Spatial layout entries
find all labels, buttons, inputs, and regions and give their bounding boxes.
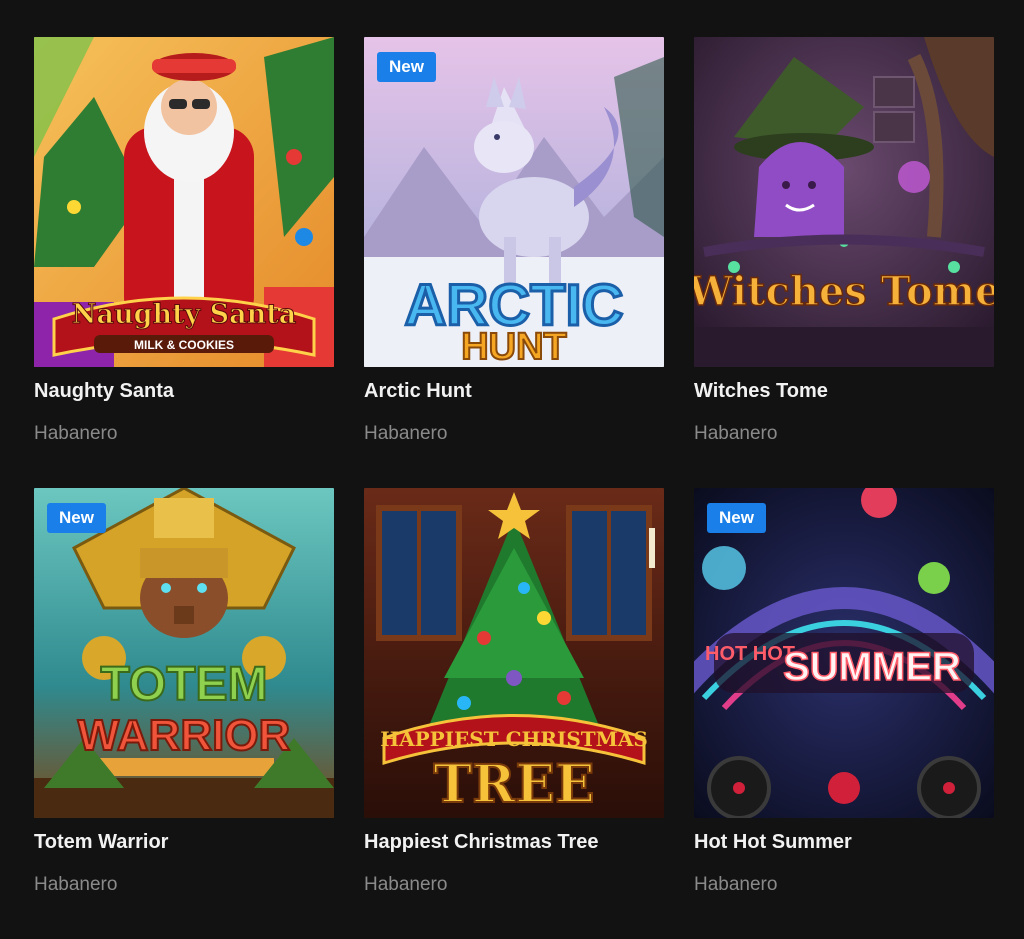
game-title[interactable]: Witches Tome: [694, 380, 828, 403]
totem-warrior-logo-line1: TOTEM: [100, 658, 267, 711]
game-provider: Habanero: [34, 423, 118, 444]
witches-tome-artwork: Witches Tome: [694, 37, 994, 367]
naughty-santa-artwork: Naughty Santa MILK & COOKIES: [34, 37, 334, 367]
game-thumbnail[interactable]: HAPPIEST CHRISTMAS TREE: [364, 488, 664, 818]
game-title[interactable]: Naughty Santa: [34, 380, 174, 403]
happiest-christmas-tree-logo-line1: HAPPIEST CHRISTMAS: [380, 727, 648, 751]
game-provider: Habanero: [364, 423, 448, 444]
game-thumbnail[interactable]: Naughty Santa MILK & COOKIES: [34, 37, 334, 367]
totem-warrior-logo-line2: WARRIOR: [78, 711, 291, 760]
hot-hot-summer-logo-line1: HOT HOT: [705, 643, 795, 665]
happiest-christmas-tree-logo-line2: TREE: [433, 754, 594, 815]
game-title[interactable]: Arctic Hunt: [364, 380, 472, 403]
game-provider: Habanero: [34, 874, 118, 895]
hot-hot-summer-logo-line2: SUMMER: [783, 645, 961, 689]
witches-tome-logo-text: Witches Tome: [694, 268, 994, 315]
game-title[interactable]: Totem Warrior: [34, 831, 168, 854]
new-badge: New: [707, 503, 766, 533]
game-card-hot-hot-summer[interactable]: HOT HOT SUMMER New Hot Hot Summer Habane…: [694, 488, 994, 895]
game-provider: Habanero: [364, 874, 448, 895]
happiest-christmas-tree-artwork: HAPPIEST CHRISTMAS TREE: [364, 488, 664, 818]
game-card-arctic-hunt[interactable]: ARCTIC HUNT New Arctic Hunt Habanero: [364, 37, 664, 444]
game-card-witches-tome[interactable]: Witches Tome Witches Tome Habanero: [694, 37, 994, 444]
game-provider: Habanero: [694, 423, 778, 444]
game-title[interactable]: Hot Hot Summer: [694, 831, 852, 854]
game-card-naughty-santa[interactable]: Naughty Santa MILK & COOKIES Naughty San…: [34, 37, 334, 444]
totem-warrior-artwork: TOTEM WARRIOR: [34, 488, 334, 818]
new-badge: New: [377, 52, 436, 82]
game-thumbnail[interactable]: ARCTIC HUNT New: [364, 37, 664, 367]
game-thumbnail[interactable]: TOTEM WARRIOR New: [34, 488, 334, 818]
game-title[interactable]: Happiest Christmas Tree: [364, 831, 599, 854]
hot-hot-summer-artwork: HOT HOT SUMMER: [694, 488, 994, 818]
game-thumbnail[interactable]: Witches Tome: [694, 37, 994, 367]
arctic-hunt-logo-line2: HUNT: [461, 326, 567, 367]
game-card-happiest-christmas-tree[interactable]: HAPPIEST CHRISTMAS TREE Happiest Christm…: [364, 488, 664, 895]
arctic-hunt-artwork: ARCTIC HUNT: [364, 37, 664, 367]
game-card-totem-warrior[interactable]: TOTEM WARRIOR New Totem Warrior Habanero: [34, 488, 334, 895]
naughty-santa-logo-text: Naughty Santa: [72, 299, 296, 330]
game-thumbnail[interactable]: HOT HOT SUMMER New: [694, 488, 994, 818]
game-provider: Habanero: [694, 874, 778, 895]
game-grid: Naughty Santa MILK & COOKIES Naughty San…: [0, 0, 1024, 939]
naughty-santa-logo-subtext: MILK & COOKIES: [134, 338, 234, 352]
new-badge: New: [47, 503, 106, 533]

Aim
Replace "game-provider" with "game-publisher" in the entries starting at the line containing "game-title[interactable]: Witches Tome: [694, 380, 828, 403]" and ending at the line containing "happiest-christmas-tree-artwork: HAPPIEST CHRISTMAS", leaving everything else unchanged. Return only those lines.

Task result
game-title[interactable]: Witches Tome: [694, 380, 828, 403]
totem-warrior-logo-line1: TOTEM: [100, 658, 267, 711]
game-publisher: Habanero: [34, 423, 118, 444]
witches-tome-artwork: Witches Tome: [694, 37, 994, 367]
naughty-santa-artwork: Naughty Santa MILK & COOKIES: [34, 37, 334, 367]
game-thumbnail[interactable]: HAPPIEST CHRISTMAS TREE: [364, 488, 664, 818]
game-title[interactable]: Naughty Santa: [34, 380, 174, 403]
happiest-christmas-tree-logo-line1: HAPPIEST CHRISTMAS: [380, 727, 648, 751]
game-publisher: Habanero: [364, 423, 448, 444]
game-thumbnail[interactable]: Naughty Santa MILK & COOKIES: [34, 37, 334, 367]
totem-warrior-logo-line2: WARRIOR: [78, 711, 291, 760]
hot-hot-summer-logo-line1: HOT HOT: [705, 643, 795, 665]
happiest-christmas-tree-logo-line2: TREE: [433, 754, 594, 815]
game-title[interactable]: Arctic Hunt: [364, 380, 472, 403]
game-publisher: Habanero: [34, 874, 118, 895]
hot-hot-summer-logo-line2: SUMMER: [783, 645, 961, 689]
witches-tome-logo-text: Witches Tome: [694, 268, 994, 315]
game-title[interactable]: Totem Warrior: [34, 831, 168, 854]
new-badge: New: [707, 503, 766, 533]
game-card-hot-hot-summer[interactable]: HOT HOT SUMMER New Hot Hot Summer Habane…: [694, 488, 994, 895]
game-publisher: Habanero: [364, 874, 448, 895]
happiest-christmas-tree-artwork: HAPPIEST CHRISTMAS TREE: [364, 488, 664, 818]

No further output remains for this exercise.